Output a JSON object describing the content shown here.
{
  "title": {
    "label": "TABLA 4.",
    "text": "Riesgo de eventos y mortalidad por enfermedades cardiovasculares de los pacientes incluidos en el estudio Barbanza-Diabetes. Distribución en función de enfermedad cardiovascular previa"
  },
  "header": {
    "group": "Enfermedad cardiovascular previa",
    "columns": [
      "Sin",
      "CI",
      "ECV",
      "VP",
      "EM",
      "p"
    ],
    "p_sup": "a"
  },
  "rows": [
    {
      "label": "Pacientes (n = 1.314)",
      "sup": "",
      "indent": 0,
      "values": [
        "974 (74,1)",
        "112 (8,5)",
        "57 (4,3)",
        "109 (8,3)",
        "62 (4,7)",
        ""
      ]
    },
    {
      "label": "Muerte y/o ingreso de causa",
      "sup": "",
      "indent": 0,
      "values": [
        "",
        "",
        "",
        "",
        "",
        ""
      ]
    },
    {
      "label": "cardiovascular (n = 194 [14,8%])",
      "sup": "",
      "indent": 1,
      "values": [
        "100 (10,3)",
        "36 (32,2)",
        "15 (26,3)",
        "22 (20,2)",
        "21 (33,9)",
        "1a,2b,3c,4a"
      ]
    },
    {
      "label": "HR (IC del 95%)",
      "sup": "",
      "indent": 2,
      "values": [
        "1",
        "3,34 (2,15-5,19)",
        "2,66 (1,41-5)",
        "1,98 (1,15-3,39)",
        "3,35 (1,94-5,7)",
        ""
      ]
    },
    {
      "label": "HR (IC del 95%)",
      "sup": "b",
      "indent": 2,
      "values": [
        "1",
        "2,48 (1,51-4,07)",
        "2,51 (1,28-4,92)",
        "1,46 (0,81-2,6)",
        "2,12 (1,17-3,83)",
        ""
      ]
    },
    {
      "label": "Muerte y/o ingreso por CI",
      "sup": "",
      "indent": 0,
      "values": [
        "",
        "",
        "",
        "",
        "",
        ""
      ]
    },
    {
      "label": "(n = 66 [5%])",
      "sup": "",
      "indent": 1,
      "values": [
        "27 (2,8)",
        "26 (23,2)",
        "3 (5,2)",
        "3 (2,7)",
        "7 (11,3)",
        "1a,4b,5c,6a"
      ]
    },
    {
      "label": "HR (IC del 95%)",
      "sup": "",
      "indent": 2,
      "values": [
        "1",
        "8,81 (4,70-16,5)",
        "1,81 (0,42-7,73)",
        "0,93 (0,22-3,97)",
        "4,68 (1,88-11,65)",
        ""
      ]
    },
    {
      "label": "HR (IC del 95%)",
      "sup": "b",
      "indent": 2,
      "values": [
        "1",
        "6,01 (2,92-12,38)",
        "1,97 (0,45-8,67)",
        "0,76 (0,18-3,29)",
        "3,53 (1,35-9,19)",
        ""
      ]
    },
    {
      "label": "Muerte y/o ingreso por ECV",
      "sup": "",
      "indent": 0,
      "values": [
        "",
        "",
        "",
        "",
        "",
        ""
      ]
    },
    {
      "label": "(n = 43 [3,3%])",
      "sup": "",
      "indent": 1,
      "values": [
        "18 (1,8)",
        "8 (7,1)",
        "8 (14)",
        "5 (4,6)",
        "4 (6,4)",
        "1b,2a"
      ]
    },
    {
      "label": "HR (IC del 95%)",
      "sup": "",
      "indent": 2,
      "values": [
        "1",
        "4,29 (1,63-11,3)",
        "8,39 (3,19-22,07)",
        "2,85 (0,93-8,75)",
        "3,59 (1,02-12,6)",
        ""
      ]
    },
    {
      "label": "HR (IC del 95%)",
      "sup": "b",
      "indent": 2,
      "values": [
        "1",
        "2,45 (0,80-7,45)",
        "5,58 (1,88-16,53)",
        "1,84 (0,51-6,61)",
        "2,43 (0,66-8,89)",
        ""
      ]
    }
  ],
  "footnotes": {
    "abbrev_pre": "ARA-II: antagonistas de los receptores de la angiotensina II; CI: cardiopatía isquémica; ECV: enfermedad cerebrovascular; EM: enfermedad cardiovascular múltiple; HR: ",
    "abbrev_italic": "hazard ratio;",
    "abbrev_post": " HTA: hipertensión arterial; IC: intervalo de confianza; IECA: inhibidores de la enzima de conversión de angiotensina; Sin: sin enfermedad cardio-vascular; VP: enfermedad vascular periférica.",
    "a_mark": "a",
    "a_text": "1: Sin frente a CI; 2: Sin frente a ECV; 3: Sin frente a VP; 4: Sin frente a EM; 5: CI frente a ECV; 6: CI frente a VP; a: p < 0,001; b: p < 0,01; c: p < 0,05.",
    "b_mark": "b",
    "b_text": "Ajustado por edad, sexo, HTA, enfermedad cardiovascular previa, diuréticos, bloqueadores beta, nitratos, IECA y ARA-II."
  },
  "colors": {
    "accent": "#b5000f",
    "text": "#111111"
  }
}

● ● ● ●

**STATED EXERCISE**
Which lines of the material contain the string "IECA"? List each of them.

**OUTPUT BELOW**
    "abbrev_post": " HTA: hipertensión arterial; IC: intervalo de confianza; IECA: inhibidores de la enzima de conversión de angiotensina; Sin: sin enfermedad cardio-vascular; VP: enfermedad vascular periférica.",
    "b_text": "Ajustado por edad, sexo, HTA, enfermedad cardiovascular previa, diuréticos, bloqueadores beta, nitratos, IECA y ARA-II."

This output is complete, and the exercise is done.